━━━━━ Dataset entries ━━━━━

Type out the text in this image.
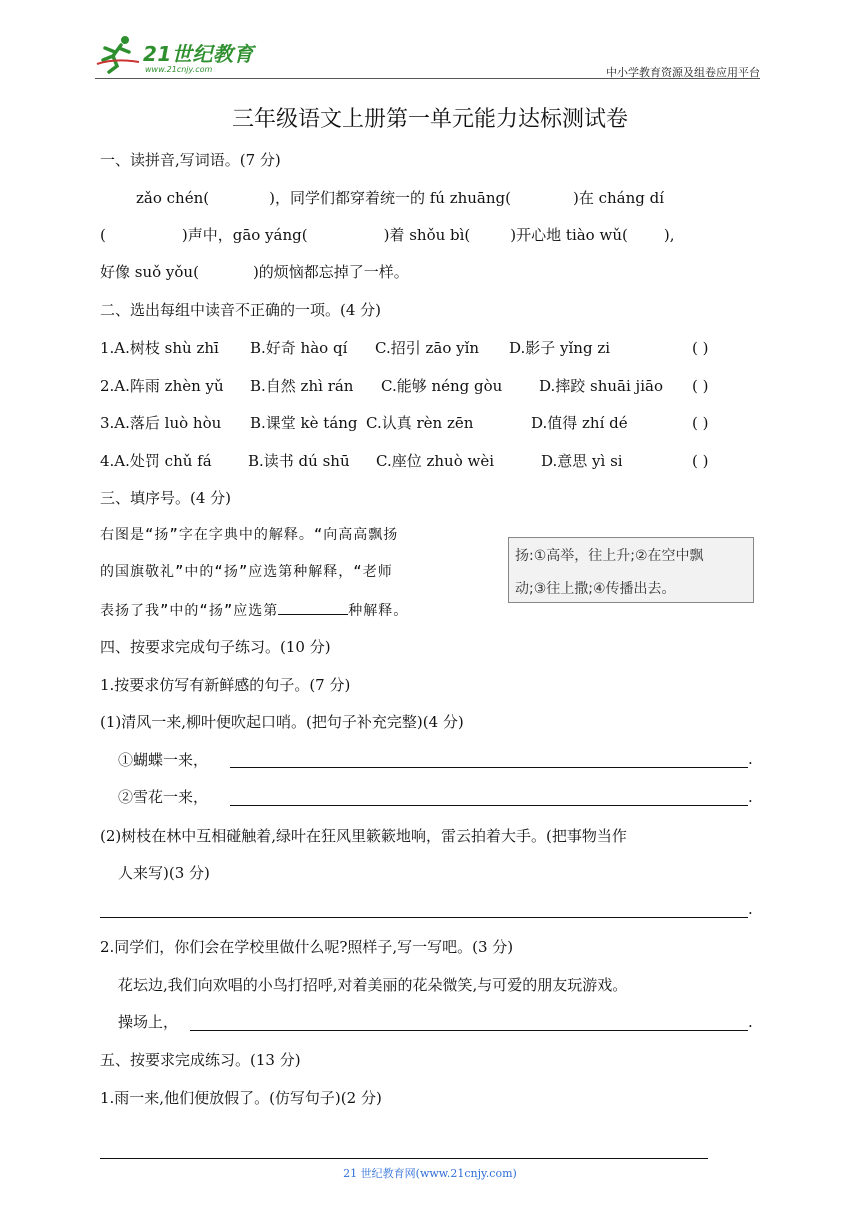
21世纪教育
www.21cnjy.com	中小学教育资源及组卷应用平台
三年级语文上册第一单元能力达标测试卷
一、读拼音,写词语。(7 分)
zǎo chén(	)，同学们都穿着统一的 fú zhuāng(	)在 cháng dí
(	)声中，gāo yáng(	)着 shǒu bì(	)开心地 tiào wǔ( ),
好像 suǒ yǒu(	)的烦恼都忘掉了一样。
二、选出每组中读音不正确的一项。(4 分)
1.A.树枝 shù zhī B.好奇 hào qí C.招引 zāo yǐn D.影子 yǐng zi	( )
2.A.阵雨 zhèn yǔ B.自然 zhì rán C.能够 néng gòu D.摔跤 shuāi jiāo ( )
3.A.落后 luò hòu B.课堂 kè táng C.认真 rèn zēn	D.值得 zhí dé	( )
4.A.处罚 chǔ fá B.读书 dú shū C.座位 zhuò wèi	D.意思 yì si	( )
三、填序号。(4 分)
右图是“扬”字在字典中的解释。“向高高飘扬
的国旗敬礼”中的“扬”应选第种解释，“老师
表扬了我”中的“扬”应选第	种解释。
扬:①高举，往上升;②在空中飘
动;③往上撒;④传播出去。
四、按要求完成句子练习。(10 分)
1.按要求仿写有新鲜感的句子。(7 分)
(1)清风一来,柳叶便吹起口哨。(把句子补充完整)(4 分)
①蝴蝶一来，	.
②雪花一来，	.
(2)树枝在林中互相碰触着,绿叶在狂风里簌簌地响，雷云拍着大手。(把事物当作
人来写)(3 分)
.
2.同学们，你们会在学校里做什么呢?照样子,写一写吧。(3 分)
花坛边,我们向欢唱的小鸟打招呼,对着美丽的花朵微笑,与可爱的朋友玩游戏。
操场上，	.
五、按要求完成练习。(13 分)
1.雨一来,他们便放假了。(仿写句子)(2 分)
21 世纪教育网(www.21cnjy.com)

━━━━━

### Exercise prompt
Quote in full the listing given above; the images are to be left out.

### Answer to the task
Type out the text in this image.
21世纪教育
www.21cnjy.com	中小学教育资源及组卷应用平台
三年级语文上册第一单元能力达标测试卷
一、读拼音,写词语。(7 分)
zǎo chén(	)，同学们都穿着统一的 fú zhuāng(	)在 cháng dí
(	)声中，gāo yáng(	)着 shǒu bì(	)开心地 tiào wǔ( ),
好像 suǒ yǒu(	)的烦恼都忘掉了一样。
二、选出每组中读音不正确的一项。(4 分)
1.A.树枝 shù zhī B.好奇 hào qí C.招引 zāo yǐn D.影子 yǐng zi	( )
2.A.阵雨 zhèn yǔ B.自然 zhì rán C.能够 néng gòu D.摔跤 shuāi jiāo ( )
3.A.落后 luò hòu B.课堂 kè táng C.认真 rèn zēn	D.值得 zhí dé	( )
4.A.处罚 chǔ fá B.读书 dú shū C.座位 zhuò wèi	D.意思 yì si	( )
三、填序号。(4 分)
右图是“扬”字在字典中的解释。“向高高飘扬
的国旗敬礼”中的“扬”应选第种解释，“老师
表扬了我”中的“扬”应选第	种解释。
扬:①高举，往上升;②在空中飘
动;③往上撒;④传播出去。
四、按要求完成句子练习。(10 分)
1.按要求仿写有新鲜感的句子。(7 分)
(1)清风一来,柳叶便吹起口哨。(把句子补充完整)(4 分)
①蝴蝶一来，	.
②雪花一来，	.
(2)树枝在林中互相碰触着,绿叶在狂风里簌簌地响，雷云拍着大手。(把事物当作
人来写)(3 分)
.
2.同学们，你们会在学校里做什么呢?照样子,写一写吧。(3 分)
花坛边,我们向欢唱的小鸟打招呼,对着美丽的花朵微笑,与可爱的朋友玩游戏。
操场上，	.
五、按要求完成练习。(13 分)
1.雨一来,他们便放假了。(仿写句子)(2 分)
21 世纪教育网(www.21cnjy.com)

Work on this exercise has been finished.